**Extract to read**
Bautain's emphasis and radicalisation of the idea, belonging to the Fathers and to Augustine in origin, that the Christian religion is the only true philosophy, raised many eyebrows. The bishop of Strasbourg, Monsignor Le Pappe de Trévern, would officially ask him to subscribe, in 1835 and 1840, to some anti-fideist theses (cf. DH 2751-2756); some years later it would be the Congregation of Bishops and Religious Order, in a document dated April 26, 1844 (cf. DH 2765-2769), to ask him to accept a few theses in order to amend his errors. Following the illuminating theology courses held by G. Perrone (1794-1876) at the Roman College, and thanks to the stimulating correspondence with J.A. Möhler (1796-1838), Bautain realised more clearly that some of his thoughts betrayed a burning and rather unbalanced zeal, advocating rather too strenuously the rights of faith against the assaults of rationalism. From that time onwards, having truthfully recognised his mistake concerning the inability of reason to attain certitude in metaphysical and religious matters, he would not -more accurately- affirm anything but the "irreducible specificity" of the knowledge of faith.

**Provided material**

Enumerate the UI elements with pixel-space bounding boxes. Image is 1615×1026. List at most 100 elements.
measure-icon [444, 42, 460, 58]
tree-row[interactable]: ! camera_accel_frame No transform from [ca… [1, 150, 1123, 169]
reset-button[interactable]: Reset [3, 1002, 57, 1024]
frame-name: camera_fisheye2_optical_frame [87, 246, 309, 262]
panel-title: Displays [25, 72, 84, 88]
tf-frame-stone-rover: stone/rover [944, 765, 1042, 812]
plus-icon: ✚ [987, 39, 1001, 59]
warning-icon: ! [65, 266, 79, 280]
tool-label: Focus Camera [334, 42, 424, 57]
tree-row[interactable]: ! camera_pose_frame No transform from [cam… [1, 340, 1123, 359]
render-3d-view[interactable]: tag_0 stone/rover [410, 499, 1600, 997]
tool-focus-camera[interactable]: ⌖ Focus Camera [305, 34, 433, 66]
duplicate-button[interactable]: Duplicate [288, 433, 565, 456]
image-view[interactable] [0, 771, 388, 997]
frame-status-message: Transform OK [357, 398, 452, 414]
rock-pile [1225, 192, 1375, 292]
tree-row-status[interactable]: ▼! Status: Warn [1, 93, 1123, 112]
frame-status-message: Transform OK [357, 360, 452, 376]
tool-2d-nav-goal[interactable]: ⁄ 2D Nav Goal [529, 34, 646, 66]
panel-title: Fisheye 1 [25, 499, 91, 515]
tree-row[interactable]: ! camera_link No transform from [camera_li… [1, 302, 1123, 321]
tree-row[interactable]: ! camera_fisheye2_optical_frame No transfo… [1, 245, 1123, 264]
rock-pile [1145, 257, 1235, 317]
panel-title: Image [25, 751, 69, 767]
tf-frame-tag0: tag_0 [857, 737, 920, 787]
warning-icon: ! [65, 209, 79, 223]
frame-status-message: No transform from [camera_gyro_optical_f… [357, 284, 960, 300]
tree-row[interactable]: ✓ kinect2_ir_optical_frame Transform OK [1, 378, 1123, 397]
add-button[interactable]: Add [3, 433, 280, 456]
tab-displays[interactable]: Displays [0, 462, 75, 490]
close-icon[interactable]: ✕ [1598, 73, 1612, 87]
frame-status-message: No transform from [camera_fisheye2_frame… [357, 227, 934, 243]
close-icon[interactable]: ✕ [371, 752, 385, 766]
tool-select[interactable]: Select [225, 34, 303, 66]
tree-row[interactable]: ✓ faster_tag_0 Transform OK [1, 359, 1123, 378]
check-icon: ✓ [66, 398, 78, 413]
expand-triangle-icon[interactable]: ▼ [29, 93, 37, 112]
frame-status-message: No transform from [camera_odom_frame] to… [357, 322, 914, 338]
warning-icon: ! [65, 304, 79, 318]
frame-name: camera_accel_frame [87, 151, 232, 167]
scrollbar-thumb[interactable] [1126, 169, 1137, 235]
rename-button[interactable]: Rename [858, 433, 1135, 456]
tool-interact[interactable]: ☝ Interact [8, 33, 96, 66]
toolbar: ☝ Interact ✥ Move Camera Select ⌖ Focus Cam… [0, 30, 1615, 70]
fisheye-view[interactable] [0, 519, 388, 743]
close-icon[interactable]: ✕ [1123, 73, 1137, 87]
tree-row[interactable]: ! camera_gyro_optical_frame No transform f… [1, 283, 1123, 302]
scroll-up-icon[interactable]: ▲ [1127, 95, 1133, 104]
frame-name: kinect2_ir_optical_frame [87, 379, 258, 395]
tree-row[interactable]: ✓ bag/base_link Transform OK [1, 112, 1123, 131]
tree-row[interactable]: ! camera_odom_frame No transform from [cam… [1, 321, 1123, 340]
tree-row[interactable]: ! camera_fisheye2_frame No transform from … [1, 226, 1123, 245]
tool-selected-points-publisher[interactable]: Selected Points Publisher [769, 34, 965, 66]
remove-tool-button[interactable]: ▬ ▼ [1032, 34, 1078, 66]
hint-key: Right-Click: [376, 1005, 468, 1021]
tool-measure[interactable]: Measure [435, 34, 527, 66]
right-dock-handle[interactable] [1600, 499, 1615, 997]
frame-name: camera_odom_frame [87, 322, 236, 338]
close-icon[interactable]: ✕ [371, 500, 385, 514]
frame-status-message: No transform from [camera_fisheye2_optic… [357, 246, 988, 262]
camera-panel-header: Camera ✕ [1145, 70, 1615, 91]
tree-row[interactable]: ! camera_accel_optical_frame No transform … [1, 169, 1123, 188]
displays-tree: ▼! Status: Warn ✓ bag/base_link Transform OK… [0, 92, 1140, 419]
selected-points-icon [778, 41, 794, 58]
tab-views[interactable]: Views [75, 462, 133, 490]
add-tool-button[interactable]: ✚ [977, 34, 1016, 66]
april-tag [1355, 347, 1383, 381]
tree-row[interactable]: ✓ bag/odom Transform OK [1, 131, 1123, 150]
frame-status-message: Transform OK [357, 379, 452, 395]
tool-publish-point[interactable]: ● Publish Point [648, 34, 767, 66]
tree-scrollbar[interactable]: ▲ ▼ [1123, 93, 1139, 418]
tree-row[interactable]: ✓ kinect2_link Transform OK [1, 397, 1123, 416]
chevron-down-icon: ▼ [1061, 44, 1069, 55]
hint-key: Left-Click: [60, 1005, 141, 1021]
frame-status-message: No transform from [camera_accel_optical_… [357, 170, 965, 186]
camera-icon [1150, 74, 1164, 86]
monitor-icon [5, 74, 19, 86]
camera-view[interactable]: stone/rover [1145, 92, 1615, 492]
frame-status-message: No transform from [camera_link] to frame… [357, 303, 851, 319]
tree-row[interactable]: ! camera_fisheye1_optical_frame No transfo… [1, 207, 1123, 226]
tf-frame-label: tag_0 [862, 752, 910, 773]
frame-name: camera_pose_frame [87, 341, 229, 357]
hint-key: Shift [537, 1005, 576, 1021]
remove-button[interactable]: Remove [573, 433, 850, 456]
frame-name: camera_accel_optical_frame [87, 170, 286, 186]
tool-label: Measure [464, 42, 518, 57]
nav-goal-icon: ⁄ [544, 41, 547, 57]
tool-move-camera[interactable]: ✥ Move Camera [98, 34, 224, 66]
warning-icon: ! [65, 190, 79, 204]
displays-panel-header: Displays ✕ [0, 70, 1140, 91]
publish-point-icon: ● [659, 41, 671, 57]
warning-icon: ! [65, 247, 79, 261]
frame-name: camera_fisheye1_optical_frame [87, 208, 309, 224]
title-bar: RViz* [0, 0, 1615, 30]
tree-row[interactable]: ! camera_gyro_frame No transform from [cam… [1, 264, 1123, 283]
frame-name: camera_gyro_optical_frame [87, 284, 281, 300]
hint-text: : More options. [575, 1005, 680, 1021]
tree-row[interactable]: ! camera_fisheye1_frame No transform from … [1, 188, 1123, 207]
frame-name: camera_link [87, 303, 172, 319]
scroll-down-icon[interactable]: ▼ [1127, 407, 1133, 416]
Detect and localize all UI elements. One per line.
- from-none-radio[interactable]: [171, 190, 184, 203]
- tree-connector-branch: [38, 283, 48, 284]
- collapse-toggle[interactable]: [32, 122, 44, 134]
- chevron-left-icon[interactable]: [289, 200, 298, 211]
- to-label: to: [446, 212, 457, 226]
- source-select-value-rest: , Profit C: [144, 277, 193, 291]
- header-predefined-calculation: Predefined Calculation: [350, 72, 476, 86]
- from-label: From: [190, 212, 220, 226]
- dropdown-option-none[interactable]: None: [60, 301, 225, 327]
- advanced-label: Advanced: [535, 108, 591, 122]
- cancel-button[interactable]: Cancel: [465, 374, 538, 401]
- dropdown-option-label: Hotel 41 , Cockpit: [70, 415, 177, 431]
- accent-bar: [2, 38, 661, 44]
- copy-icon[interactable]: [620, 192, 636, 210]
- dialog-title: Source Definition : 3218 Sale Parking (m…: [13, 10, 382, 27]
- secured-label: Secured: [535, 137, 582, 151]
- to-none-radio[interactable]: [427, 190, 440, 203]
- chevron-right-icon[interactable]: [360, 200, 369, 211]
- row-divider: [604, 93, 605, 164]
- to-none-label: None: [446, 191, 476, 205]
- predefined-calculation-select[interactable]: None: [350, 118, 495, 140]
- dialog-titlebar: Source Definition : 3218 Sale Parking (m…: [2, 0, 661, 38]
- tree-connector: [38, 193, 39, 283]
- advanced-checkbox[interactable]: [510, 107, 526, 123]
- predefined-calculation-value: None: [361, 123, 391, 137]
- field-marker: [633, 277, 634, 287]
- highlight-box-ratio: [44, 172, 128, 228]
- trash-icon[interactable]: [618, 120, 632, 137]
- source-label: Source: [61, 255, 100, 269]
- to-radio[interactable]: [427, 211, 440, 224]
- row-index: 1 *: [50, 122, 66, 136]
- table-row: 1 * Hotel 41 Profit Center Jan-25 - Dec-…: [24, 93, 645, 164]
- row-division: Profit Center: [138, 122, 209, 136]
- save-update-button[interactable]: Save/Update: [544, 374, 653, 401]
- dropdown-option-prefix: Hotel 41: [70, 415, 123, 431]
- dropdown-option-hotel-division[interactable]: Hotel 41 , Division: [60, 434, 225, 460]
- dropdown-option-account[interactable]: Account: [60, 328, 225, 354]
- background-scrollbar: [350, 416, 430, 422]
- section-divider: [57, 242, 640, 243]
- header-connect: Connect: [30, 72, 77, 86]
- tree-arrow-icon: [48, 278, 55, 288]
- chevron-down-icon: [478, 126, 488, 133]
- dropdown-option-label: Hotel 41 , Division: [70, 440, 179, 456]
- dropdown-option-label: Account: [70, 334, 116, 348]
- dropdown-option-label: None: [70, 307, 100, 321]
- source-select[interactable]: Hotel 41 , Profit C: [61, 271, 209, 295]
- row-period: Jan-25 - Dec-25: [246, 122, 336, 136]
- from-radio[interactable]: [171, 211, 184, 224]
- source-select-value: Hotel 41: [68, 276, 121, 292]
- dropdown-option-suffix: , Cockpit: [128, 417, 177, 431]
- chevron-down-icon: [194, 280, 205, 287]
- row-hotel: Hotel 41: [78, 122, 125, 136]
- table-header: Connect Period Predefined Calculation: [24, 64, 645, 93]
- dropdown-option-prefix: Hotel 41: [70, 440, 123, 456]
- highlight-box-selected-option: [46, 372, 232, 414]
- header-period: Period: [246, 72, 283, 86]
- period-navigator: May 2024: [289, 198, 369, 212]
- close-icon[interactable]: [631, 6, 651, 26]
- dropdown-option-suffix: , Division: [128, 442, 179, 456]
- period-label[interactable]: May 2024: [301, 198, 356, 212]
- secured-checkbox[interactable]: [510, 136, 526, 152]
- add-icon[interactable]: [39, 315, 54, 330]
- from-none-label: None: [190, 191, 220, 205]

**Complete the following**
[1] According to the passage about Bautain, on what date was the Congregation of Bishops and Religious Order document issued?
[2] Copy the records word for word, starting with their first line and continuing up to and including the line with "rock-pile [1145, 257, 1235, 317]".

**The answers**
[1] April 26, 1844

[2]
Enumerate the UI elements with pixel-space bounding boxes. Image is 1615×1026. List at most 100 elements.
measure-icon [444, 42, 460, 58]
tree-row[interactable]: ! camera_accel_frame No transform from [ca… [1, 150, 1123, 169]
reset-button[interactable]: Reset [3, 1002, 57, 1024]
frame-name: camera_fisheye2_optical_frame [87, 246, 309, 262]
panel-title: Displays [25, 72, 84, 88]
tf-frame-stone-rover: stone/rover [944, 765, 1042, 812]
plus-icon: ✚ [987, 39, 1001, 59]
warning-icon: ! [65, 266, 79, 280]
tool-label: Focus Camera [334, 42, 424, 57]
tree-row[interactable]: ! camera_pose_frame No transform from [cam… [1, 340, 1123, 359]
render-3d-view[interactable]: tag_0 stone/rover [410, 499, 1600, 997]
tool-focus-camera[interactable]: ⌖ Focus Camera [305, 34, 433, 66]
duplicate-button[interactable]: Duplicate [288, 433, 565, 456]
image-view[interactable] [0, 771, 388, 997]
frame-status-message: Transform OK [357, 398, 452, 414]
rock-pile [1225, 192, 1375, 292]
tree-row-status[interactable]: ▼! Status: Warn [1, 93, 1123, 112]
frame-status-message: Transform OK [357, 360, 452, 376]
tool-2d-nav-goal[interactable]: ⁄ 2D Nav Goal [529, 34, 646, 66]
panel-title: Fisheye 1 [25, 499, 91, 515]
tree-row[interactable]: ! camera_link No transform from [camera_li… [1, 302, 1123, 321]
tree-row[interactable]: ! camera_fisheye2_optical_frame No transfo… [1, 245, 1123, 264]
rock-pile [1145, 257, 1235, 317]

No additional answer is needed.